Render the records as a Markdown table with the columns Row and Line. Start at the first line of the records, go on through the line that contains "watermark: reshaka.com [759,578,876,601]", and leave out any blank lines.

- _Record extracts_:

·····

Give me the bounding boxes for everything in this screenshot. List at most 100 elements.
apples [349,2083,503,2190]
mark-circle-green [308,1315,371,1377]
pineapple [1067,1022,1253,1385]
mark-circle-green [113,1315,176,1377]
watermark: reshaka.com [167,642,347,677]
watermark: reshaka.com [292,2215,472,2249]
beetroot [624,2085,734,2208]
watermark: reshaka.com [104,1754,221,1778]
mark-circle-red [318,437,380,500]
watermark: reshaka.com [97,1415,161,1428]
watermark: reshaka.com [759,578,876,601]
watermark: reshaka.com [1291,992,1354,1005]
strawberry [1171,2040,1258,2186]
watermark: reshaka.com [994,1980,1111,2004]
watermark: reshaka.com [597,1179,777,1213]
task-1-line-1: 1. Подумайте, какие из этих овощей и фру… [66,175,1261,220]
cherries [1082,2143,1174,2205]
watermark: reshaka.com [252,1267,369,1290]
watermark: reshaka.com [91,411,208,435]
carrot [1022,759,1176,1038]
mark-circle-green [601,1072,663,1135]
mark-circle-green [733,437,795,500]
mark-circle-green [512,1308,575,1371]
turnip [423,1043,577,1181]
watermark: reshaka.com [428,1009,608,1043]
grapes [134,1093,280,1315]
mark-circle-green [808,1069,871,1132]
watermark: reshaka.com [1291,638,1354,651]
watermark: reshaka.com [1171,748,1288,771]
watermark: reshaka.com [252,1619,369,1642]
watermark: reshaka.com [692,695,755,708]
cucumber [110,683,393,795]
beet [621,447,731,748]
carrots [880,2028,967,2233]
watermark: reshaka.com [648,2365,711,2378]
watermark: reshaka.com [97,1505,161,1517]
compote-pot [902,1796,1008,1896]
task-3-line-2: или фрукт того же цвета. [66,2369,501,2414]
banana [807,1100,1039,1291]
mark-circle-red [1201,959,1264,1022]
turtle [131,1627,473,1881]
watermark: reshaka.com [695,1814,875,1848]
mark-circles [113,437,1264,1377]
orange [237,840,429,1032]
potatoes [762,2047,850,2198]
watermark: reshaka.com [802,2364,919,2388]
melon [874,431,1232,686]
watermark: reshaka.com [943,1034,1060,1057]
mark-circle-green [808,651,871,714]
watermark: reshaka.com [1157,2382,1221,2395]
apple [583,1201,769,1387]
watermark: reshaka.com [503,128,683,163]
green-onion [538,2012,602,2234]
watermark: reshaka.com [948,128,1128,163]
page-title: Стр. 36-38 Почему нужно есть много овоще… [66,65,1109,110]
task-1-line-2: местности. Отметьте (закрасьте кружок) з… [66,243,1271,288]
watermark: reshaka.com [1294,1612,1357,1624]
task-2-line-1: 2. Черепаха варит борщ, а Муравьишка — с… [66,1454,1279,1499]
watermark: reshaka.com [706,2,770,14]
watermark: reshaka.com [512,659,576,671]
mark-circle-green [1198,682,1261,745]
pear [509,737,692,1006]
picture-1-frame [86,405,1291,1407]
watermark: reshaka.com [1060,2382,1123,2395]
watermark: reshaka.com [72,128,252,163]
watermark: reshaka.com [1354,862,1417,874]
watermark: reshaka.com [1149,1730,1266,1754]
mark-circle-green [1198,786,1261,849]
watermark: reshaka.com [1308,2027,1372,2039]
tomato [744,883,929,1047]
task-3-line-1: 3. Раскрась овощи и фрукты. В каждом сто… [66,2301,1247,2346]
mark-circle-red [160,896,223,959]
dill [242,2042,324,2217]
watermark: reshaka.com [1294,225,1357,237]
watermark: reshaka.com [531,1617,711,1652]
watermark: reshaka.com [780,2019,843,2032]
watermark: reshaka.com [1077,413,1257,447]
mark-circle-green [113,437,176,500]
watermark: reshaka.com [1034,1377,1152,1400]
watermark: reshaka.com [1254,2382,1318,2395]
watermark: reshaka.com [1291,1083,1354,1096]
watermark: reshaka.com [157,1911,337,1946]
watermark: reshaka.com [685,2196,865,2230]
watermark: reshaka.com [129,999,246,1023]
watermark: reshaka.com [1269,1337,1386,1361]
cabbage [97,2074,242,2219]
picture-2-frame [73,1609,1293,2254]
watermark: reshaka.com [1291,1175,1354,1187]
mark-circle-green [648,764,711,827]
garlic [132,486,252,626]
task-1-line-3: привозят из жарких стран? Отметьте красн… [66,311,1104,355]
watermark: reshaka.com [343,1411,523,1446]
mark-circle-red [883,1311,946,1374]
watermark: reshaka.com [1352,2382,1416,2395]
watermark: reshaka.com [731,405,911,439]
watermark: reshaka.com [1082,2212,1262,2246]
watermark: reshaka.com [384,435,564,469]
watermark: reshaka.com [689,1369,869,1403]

·····

- _In response_:
| Row | Line |
|---|---|
| 1 | Give me the bounding boxes for everything in this screenshot. List at most 100 elements. |
| 2 | apples [349,2083,503,2190] |
| 3 | mark-circle-green [308,1315,371,1377] |
| 4 | pineapple [1067,1022,1253,1385] |
| 5 | mark-circle-green [113,1315,176,1377] |
| 6 | watermark: reshaka.com [167,642,347,677] |
| 7 | watermark: reshaka.com [292,2215,472,2249] |
| 8 | beetroot [624,2085,734,2208] |
| 9 | watermark: reshaka.com [104,1754,221,1778] |
| 10 | mark-circle-red [318,437,380,500] |
| 11 | watermark: reshaka.com [97,1415,161,1428] |
| 12 | watermark: reshaka.com [759,578,876,601] |